- **DESCRIPTION OF THE TASK**
Would you restate all the data that follows, word for word?

⁂

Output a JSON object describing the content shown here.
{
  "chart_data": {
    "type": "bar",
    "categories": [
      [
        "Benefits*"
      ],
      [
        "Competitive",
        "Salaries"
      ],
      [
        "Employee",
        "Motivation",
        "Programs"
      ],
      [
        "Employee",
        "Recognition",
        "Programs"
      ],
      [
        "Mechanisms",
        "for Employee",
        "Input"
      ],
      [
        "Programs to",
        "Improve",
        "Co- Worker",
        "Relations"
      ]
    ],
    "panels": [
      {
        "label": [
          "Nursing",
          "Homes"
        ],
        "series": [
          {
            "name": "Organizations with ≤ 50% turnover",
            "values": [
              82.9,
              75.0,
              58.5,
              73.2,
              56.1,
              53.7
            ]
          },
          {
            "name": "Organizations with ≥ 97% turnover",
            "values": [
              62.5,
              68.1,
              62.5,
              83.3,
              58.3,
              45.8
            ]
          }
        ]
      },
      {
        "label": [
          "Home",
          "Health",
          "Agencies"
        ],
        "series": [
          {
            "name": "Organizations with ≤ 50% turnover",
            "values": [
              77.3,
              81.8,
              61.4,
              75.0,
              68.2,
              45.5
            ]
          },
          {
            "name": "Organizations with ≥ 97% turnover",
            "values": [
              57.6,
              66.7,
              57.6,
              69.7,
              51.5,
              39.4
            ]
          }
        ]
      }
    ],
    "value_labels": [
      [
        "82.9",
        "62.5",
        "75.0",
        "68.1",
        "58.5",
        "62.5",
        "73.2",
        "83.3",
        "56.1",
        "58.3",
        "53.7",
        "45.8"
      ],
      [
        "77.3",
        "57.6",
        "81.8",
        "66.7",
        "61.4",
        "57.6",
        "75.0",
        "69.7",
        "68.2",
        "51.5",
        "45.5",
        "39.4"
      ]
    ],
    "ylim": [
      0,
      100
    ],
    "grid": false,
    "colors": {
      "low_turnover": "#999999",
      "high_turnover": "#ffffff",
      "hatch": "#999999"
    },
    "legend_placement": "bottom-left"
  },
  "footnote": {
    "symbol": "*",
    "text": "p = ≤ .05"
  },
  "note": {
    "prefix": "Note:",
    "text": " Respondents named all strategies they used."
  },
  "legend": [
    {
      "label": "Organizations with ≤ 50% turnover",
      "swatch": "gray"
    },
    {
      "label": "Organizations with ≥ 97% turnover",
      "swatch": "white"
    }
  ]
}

⁂

- **FINISHED TASK**
Output a JSON object describing the content shown here.
{
  "chart_data": {
    "type": "bar",
    "categories": [
      [
        "Benefits*"
      ],
      [
        "Competitive",
        "Salaries"
      ],
      [
        "Employee",
        "Motivation",
        "Programs"
      ],
      [
        "Employee",
        "Recognition",
        "Programs"
      ],
      [
        "Mechanisms",
        "for Employee",
        "Input"
      ],
      [
        "Programs to",
        "Improve",
        "Co- Worker",
        "Relations"
      ]
    ],
    "panels": [
      {
        "label": [
          "Nursing",
          "Homes"
        ],
        "series": [
          {
            "name": "Organizations with ≤ 50% turnover",
            "values": [
              82.9,
              75.0,
              58.5,
              73.2,
              56.1,
              53.7
            ]
          },
          {
            "name": "Organizations with ≥ 97% turnover",
            "values": [
              62.5,
              68.1,
              62.5,
              83.3,
              58.3,
              45.8
            ]
          }
        ]
      },
      {
        "label": [
          "Home",
          "Health",
          "Agencies"
        ],
        "series": [
          {
            "name": "Organizations with ≤ 50% turnover",
            "values": [
              77.3,
              81.8,
              61.4,
              75.0,
              68.2,
              45.5
            ]
          },
          {
            "name": "Organizations with ≥ 97% turnover",
            "values": [
              57.6,
              66.7,
              57.6,
              69.7,
              51.5,
              39.4
            ]
          }
        ]
      }
    ],
    "value_labels": [
      [
        "82.9",
        "62.5",
        "75.0",
        "68.1",
        "58.5",
        "62.5",
        "73.2",
        "83.3",
        "56.1",
        "58.3",
        "53.7",
        "45.8"
      ],
      [
        "77.3",
        "57.6",
        "81.8",
        "66.7",
        "61.4",
        "57.6",
        "75.0",
        "69.7",
        "68.2",
        "51.5",
        "45.5",
        "39.4"
      ]
    ],
    "ylim": [
      0,
      100
    ],
    "grid": false,
    "colors": {
      "low_turnover": "#999999",
      "high_turnover": "#ffffff",
      "hatch": "#999999"
    },
    "legend_placement": "bottom-left"
  },
  "footnote": {
    "symbol": "*",
    "text": "p = ≤ .05"
  },
  "note": {
    "prefix": "Note:",
    "text": " Respondents named all strategies they used."
  },
  "legend": [
    {
      "label": "Organizations with ≤ 50% turnover",
      "swatch": "gray"
    },
    {
      "label": "Organizations with ≥ 97% turnover",
      "swatch": "white"
    }
  ]
}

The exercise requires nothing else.